WHAT YOU SHOULD DO:
Determine how many lines below hold the string "September". Reply with the number alone.

Records excerpted from a collection
============================================================

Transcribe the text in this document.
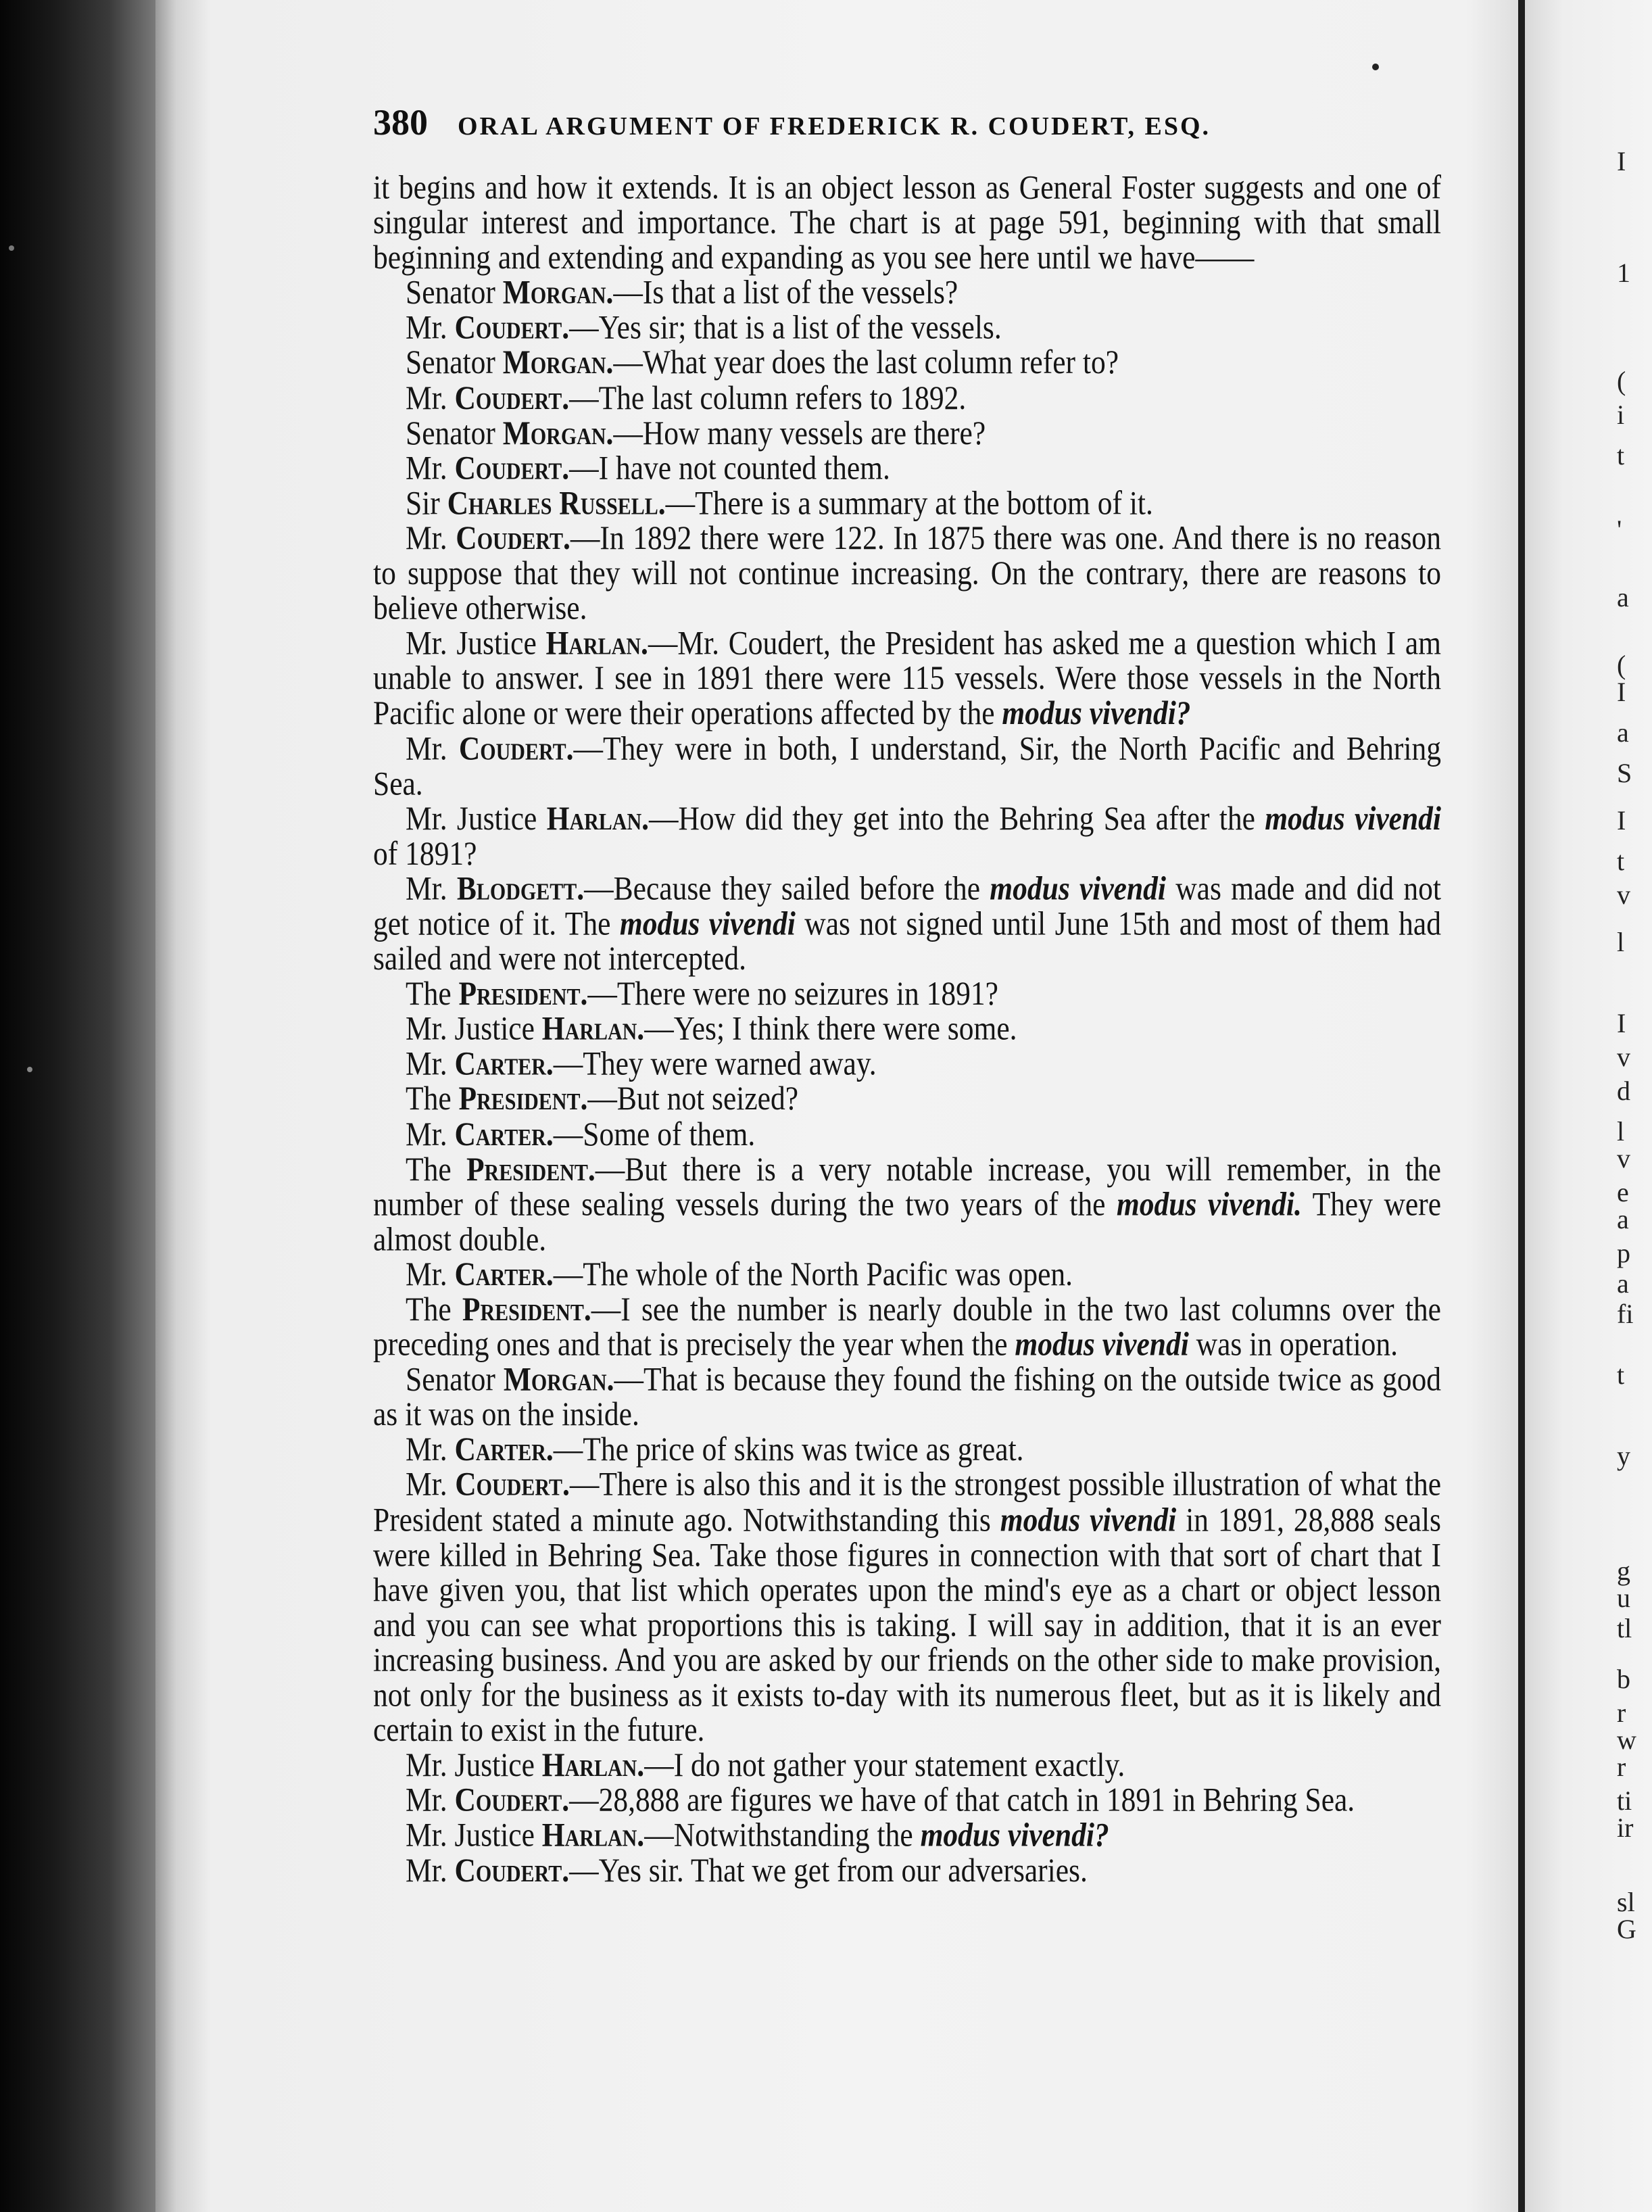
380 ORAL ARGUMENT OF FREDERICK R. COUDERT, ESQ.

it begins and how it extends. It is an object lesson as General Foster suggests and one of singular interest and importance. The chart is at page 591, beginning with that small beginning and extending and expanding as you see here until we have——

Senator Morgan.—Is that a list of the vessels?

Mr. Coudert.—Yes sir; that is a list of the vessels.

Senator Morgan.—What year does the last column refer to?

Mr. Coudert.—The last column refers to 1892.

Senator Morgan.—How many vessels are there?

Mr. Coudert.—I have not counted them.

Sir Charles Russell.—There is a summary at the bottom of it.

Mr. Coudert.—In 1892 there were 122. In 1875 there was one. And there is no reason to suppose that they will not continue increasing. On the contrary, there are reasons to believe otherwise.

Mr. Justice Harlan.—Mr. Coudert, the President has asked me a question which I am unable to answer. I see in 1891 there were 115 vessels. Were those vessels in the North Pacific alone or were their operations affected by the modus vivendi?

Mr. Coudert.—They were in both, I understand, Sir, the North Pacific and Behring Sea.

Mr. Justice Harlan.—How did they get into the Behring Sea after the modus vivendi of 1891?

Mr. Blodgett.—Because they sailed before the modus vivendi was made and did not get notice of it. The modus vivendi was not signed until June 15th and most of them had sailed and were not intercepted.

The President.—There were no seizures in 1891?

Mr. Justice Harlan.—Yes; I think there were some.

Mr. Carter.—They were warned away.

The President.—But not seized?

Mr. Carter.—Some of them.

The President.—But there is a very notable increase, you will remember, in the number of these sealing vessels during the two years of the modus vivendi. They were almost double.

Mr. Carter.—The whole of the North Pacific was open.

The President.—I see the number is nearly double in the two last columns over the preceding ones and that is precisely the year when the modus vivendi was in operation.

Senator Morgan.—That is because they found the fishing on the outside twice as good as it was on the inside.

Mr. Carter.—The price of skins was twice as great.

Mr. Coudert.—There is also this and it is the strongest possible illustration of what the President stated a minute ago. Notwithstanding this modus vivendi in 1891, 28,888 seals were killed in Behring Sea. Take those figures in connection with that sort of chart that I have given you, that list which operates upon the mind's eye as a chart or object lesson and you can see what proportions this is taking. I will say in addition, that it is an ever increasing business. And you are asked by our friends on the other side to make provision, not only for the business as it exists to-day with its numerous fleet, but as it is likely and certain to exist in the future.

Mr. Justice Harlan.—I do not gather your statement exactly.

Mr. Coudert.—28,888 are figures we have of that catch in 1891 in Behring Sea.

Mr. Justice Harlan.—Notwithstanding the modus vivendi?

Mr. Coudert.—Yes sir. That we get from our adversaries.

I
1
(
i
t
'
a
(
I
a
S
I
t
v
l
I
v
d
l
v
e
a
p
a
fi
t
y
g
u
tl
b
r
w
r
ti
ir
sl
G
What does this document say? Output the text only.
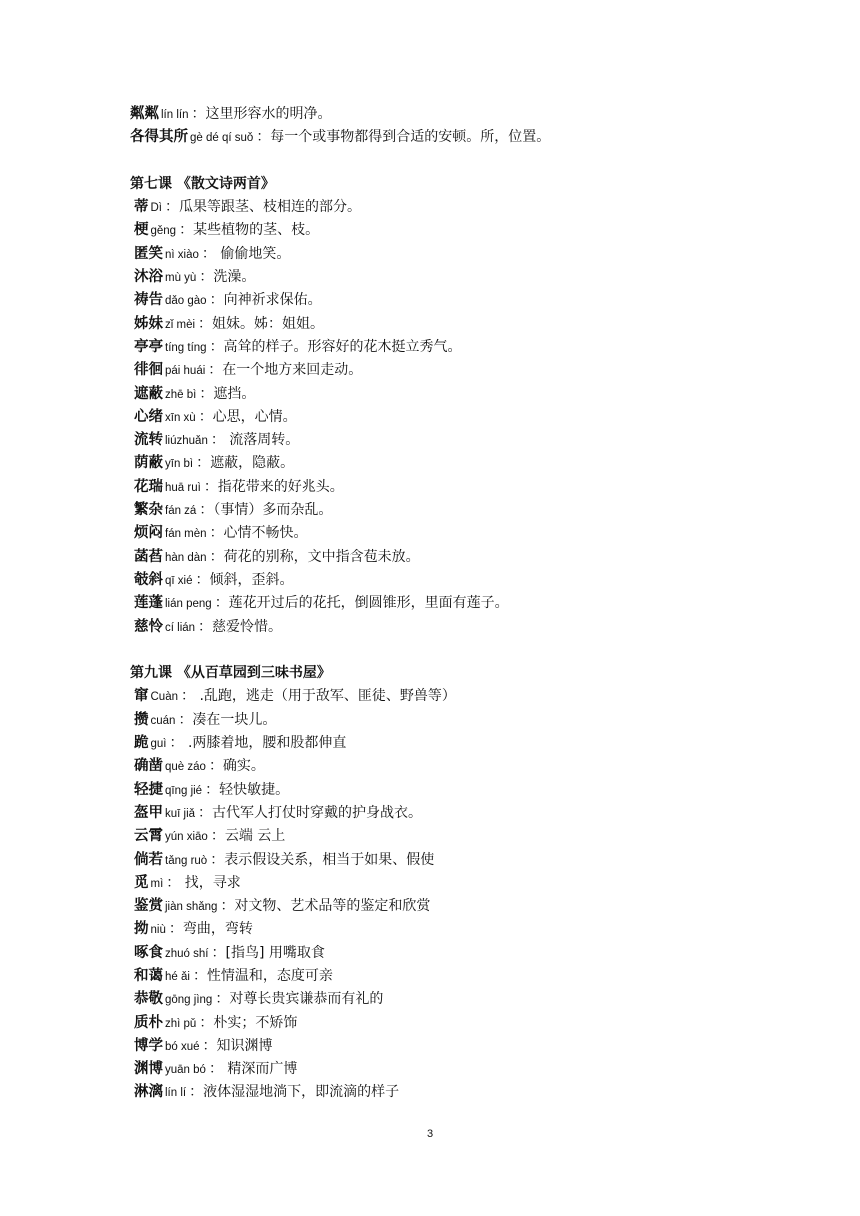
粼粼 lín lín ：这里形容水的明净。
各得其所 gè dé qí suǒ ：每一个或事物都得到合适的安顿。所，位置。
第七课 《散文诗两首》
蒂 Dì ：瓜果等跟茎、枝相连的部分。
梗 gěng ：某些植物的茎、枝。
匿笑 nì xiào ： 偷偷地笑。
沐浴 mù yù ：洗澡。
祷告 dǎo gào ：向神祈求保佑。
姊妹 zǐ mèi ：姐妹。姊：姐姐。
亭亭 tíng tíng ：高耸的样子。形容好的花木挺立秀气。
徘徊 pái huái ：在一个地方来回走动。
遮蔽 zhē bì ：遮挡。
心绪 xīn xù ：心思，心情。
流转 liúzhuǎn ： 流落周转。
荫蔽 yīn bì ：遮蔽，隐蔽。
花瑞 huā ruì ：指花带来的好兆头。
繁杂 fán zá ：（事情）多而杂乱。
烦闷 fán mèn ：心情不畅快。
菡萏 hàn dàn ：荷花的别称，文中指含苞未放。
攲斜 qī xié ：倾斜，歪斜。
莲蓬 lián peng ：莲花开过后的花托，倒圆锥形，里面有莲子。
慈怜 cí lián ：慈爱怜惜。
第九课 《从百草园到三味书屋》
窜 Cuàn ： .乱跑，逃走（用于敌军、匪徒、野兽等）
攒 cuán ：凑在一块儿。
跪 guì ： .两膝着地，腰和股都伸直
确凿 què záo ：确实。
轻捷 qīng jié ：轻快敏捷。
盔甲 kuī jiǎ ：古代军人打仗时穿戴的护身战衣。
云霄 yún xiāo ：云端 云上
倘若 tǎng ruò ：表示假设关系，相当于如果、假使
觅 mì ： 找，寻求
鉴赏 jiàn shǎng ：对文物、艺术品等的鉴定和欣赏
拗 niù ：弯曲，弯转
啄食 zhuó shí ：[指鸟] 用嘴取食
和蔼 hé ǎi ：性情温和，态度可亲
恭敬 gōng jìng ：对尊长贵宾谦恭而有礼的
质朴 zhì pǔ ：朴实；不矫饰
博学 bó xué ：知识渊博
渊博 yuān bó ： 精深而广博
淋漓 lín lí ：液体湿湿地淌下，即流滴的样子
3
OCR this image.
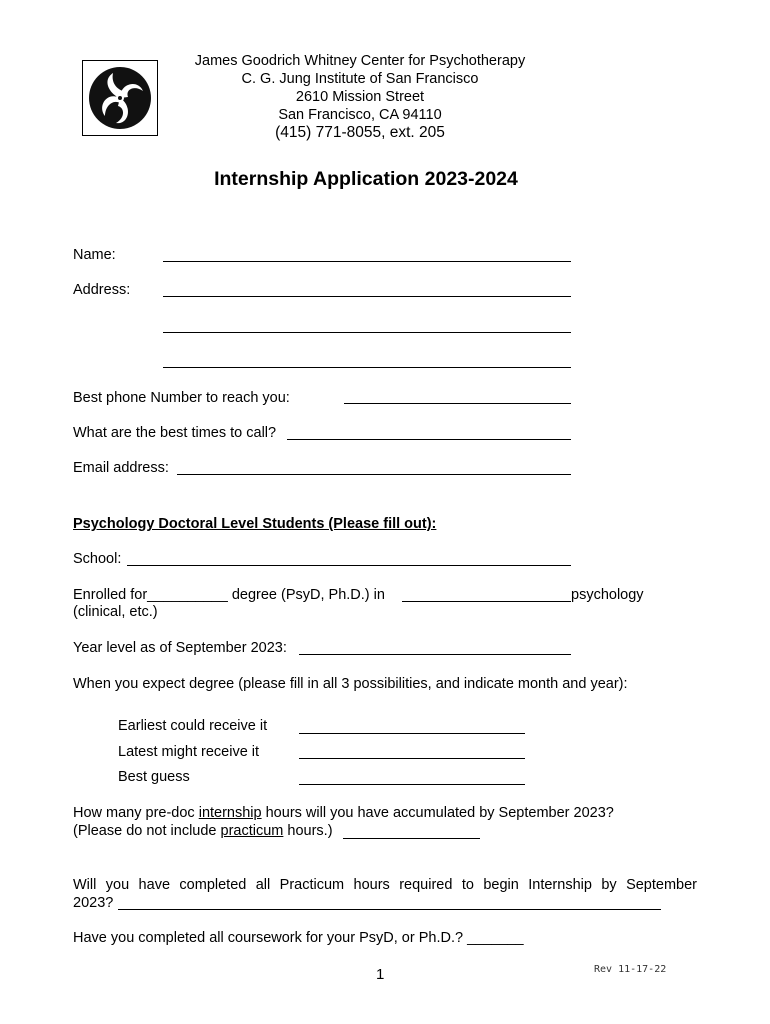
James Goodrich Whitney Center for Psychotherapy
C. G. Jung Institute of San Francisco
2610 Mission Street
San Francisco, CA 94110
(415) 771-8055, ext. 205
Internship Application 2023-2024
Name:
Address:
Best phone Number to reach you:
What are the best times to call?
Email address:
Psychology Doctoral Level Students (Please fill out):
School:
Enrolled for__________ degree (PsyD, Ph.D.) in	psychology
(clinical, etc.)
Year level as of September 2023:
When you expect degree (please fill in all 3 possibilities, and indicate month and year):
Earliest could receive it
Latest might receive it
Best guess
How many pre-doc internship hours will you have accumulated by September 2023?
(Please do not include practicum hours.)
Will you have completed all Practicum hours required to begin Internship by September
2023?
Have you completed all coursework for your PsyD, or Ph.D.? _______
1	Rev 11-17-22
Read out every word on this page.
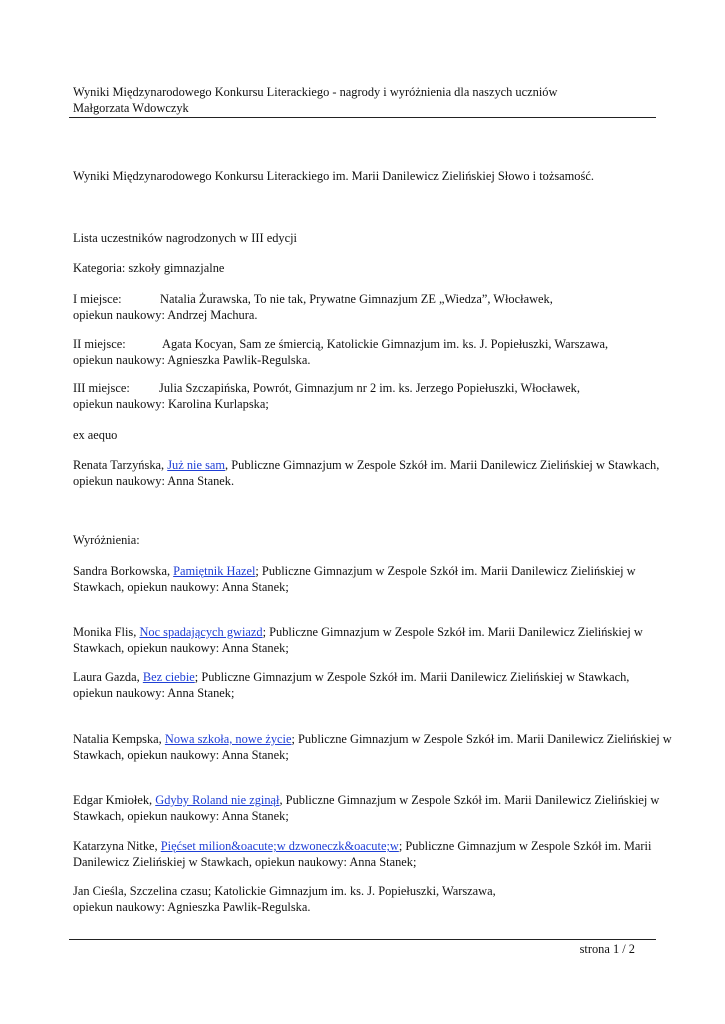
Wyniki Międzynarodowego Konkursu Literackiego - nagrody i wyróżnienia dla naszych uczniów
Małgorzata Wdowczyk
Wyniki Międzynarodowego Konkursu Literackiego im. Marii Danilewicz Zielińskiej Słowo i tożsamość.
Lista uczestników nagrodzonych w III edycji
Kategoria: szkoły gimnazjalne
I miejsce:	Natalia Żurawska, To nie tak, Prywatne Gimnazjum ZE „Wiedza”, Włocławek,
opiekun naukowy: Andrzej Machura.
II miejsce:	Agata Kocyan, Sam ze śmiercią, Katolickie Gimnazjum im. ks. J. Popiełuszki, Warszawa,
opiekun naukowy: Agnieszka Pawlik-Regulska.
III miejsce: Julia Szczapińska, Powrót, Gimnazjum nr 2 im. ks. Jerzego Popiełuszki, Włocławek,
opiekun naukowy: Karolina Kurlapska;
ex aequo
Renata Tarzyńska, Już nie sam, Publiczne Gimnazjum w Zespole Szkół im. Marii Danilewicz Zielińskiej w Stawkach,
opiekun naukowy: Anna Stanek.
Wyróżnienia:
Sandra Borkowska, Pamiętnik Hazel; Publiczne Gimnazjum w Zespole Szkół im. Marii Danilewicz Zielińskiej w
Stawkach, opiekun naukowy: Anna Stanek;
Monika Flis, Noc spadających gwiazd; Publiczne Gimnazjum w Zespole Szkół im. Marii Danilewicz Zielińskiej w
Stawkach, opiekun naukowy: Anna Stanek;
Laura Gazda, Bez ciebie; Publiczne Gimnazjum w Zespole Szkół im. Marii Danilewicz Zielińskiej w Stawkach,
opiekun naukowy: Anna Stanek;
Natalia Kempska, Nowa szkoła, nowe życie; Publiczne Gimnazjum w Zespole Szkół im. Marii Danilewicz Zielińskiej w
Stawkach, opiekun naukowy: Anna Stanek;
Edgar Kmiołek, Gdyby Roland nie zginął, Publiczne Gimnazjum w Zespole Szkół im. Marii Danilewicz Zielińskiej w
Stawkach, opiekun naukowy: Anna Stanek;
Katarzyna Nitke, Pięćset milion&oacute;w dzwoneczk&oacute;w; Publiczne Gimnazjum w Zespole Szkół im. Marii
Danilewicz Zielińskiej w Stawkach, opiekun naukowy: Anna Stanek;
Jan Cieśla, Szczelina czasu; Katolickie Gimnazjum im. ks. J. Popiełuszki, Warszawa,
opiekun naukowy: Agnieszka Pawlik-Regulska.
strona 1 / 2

============================================================

COMPLETED EXERCISE:
3